--- Given text ---
Republicans Conservatives and the 10th Amendment. They’ve always been a little obsessed with the 10th. One easy test of their devotion is the comparison to the low simmer when a Republican is president and their unhinged boil over when a Democrat is president. There are only two words required to understand the Right’s interpretation of the 10th – Civil War. It was decided – in a very bloody and decisive way State’s right were not whatever extremists dreamed up. Rally ‘Round the “True Constitution”
In a recent appearance with Fox’s Sean Hannity, Republican Rep. Michele Bachmann accused her colleagues of “forg[etting] what the Constitution says” because they are poised to pass comprehensive health-care reform. Not to be outdone, Sen. Jim DeMint of South Carolina told right-wing activists on a conference call last Thursday that health reform violates the 10th Amendment; he also called on state legislators and governors to “champion individual freedom” by resisting the bill. Two Florida lawmakers beat DeMint to the punch, having already introduced legislation to block health reform from taking effect in their state.
These efforts are all part of a movement whose members are convinced that the 10th Amendment of the Constitution prohibits spending programs and regulations disfavored by conservatives. Indeed, while “birther” conspiracy theorists dominate the airwaves with tales of a mystical Kenyan baby smuggled into Hawaii just days after his birth, these “tenther” constitutionalists offer a theory that is no less radical but infinitely more dangerous.
Tentherism, in a nutshell, proclaims that New Deal-era reformers led an unlawful coup against the “True Constitution,” exploiting Depression-born desperation to expand the federal government’s powers beyond recognition. Under the tenther constitution, Barack Obama’s health-care reform is forbidden, as is Medicare, Medicaid, and Social Security. The federal minimum wage is a crime against state sovereignty; the federal ban on workplace discrimination and whites-only lunch counters is an unlawful encroachment on local businesses.
Tenthers divine all this from the brief language of the 10th Amendment, which provides that “the powers not delegated to the United States by the Constitution, nor prohibited by it to the States, are reserved to the States respectively, or to the people.” In layman’s terms, this simply means that the Constitution contains an itemized list of federal powers — such as the power to regulate interstate commerce or establish post offices or make war on foreign nations — and anything not contained in that list is beyond Congress’ authority.
The tenther constitution, however, reads each of these powers very narrowly — too narrowly, it turns out, to permit much of the progress of the last century. As the nation emerges from the worst economic downturn in three generations, the tenthers would strip away the very reforms and economic regulations that beat back the Great Depression, and they would hamstring any attempt to enact new progressive legislation.
Such retreat to fringe constitutional theories is one of the right’s favorite tactics during times of historic upheaval. The right-wing South justified both secession and the Civil War on the theory that the Constitution is nothing more than a pact between sovereigns that each state is free to leave at will. In the immediate wake of Brown v. Board of Education, 19 senators and 77 representatives endorsed a “Southern Manifesto,” proclaiming — in words echoed by modern-day tenthers — that Brown “encroach[es] on the rights reserved to the States” because the “Constitution does not mention education.”
---
### [Problem requirements]
Reproduce the passage on the 10th Amendment word for word, everything from "Tenthers divine all" down to "beyond Congress’ authority.".
--- Records provided ---
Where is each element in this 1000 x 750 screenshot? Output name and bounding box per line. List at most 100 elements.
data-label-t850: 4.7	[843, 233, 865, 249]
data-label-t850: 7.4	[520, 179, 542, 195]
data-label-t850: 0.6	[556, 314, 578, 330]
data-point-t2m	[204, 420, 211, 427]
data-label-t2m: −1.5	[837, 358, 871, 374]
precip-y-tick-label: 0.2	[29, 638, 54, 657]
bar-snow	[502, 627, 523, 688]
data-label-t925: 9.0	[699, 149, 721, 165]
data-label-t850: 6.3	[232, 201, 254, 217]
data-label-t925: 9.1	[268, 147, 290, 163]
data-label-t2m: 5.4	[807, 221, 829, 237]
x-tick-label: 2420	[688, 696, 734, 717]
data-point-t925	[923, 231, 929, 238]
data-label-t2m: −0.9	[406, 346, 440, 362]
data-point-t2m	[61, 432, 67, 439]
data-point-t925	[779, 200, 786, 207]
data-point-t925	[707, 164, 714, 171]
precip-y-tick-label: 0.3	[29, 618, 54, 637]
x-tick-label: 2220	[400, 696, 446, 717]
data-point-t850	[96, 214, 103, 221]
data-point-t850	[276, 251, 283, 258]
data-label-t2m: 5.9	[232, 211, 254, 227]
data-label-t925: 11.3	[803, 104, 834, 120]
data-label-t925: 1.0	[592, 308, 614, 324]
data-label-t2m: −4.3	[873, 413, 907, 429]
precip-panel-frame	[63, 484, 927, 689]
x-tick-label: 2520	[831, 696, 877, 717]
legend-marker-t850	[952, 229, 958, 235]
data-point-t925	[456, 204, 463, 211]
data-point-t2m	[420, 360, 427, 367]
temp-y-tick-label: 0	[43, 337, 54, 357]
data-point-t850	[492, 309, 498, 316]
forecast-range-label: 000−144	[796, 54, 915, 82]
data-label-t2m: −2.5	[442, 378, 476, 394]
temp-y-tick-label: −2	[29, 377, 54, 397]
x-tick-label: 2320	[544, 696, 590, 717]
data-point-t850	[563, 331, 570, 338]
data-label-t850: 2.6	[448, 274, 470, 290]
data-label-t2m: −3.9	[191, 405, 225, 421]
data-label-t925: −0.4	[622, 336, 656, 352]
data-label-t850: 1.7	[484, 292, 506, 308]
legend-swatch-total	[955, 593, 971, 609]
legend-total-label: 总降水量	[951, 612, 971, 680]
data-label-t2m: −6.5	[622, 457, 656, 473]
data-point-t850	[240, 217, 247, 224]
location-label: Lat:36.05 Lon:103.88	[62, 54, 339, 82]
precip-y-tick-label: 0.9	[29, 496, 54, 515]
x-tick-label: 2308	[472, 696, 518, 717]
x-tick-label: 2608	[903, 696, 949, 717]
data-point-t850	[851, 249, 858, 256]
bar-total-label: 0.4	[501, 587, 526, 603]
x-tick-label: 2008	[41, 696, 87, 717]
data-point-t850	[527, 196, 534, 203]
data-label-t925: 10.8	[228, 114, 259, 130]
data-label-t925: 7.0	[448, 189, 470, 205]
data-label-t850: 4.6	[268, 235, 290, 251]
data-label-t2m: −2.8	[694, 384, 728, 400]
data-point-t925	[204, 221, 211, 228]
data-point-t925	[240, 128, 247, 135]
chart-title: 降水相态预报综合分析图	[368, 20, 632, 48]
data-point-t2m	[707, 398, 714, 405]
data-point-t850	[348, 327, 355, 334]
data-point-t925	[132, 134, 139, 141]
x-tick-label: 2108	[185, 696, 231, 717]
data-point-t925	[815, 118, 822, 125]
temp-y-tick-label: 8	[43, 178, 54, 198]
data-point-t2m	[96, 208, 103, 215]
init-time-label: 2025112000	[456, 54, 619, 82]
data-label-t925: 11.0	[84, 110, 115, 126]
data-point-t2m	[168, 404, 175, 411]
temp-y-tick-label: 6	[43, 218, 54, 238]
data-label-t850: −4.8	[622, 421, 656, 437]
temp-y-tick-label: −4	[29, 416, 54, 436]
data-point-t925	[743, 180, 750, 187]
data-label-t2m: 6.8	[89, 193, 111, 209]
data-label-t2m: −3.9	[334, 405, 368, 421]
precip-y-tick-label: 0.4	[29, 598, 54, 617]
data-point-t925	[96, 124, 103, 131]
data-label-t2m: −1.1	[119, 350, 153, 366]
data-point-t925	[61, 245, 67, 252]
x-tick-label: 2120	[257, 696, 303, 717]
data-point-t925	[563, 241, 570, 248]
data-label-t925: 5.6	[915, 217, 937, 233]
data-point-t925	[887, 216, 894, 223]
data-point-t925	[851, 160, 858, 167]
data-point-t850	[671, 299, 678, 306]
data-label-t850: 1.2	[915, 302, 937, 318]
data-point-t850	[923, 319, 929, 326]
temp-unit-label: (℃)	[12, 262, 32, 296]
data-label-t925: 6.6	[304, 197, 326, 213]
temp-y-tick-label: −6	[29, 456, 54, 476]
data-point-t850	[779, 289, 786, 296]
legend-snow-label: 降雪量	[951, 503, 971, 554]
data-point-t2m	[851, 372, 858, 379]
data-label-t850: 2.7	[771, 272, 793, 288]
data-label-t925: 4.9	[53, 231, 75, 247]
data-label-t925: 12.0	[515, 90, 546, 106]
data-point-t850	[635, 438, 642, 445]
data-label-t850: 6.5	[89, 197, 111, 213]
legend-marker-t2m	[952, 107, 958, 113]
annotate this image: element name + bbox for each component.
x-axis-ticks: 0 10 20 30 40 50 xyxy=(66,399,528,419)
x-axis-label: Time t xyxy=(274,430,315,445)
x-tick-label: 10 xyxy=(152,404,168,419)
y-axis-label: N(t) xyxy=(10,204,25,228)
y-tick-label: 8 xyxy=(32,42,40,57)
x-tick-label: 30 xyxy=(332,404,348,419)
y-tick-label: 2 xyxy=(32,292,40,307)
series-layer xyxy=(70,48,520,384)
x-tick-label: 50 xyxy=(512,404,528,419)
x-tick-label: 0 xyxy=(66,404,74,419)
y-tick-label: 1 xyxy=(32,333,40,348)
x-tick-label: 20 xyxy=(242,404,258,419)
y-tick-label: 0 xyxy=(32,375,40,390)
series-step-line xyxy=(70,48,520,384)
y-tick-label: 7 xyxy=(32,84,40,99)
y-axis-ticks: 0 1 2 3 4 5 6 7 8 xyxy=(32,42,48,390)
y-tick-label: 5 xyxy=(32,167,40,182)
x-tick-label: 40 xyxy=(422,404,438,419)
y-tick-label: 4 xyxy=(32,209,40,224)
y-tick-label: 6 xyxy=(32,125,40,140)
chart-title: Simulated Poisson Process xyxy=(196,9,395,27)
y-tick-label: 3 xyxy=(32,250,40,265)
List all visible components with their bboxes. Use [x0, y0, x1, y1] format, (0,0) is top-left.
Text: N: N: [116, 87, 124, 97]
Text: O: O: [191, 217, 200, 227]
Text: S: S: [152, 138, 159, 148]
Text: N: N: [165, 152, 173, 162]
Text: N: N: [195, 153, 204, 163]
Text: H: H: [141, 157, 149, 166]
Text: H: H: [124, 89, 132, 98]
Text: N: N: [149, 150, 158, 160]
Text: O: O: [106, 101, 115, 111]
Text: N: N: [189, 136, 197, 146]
---
### [Exercise response]
Tenthers divine all this from the brief language of the 10th Amendment, which provides that “the powers not delegated to the United States by the Constitution, nor prohibited by it to the States, are reserved to the States respectively, or to the people.” In layman’s terms, this simply means that the Constitution contains an itemized list of federal powers — such as the power to regulate interstate commerce or establish post offices or make war on foreign nations — and anything not contained in that list is beyond Congress’ authority.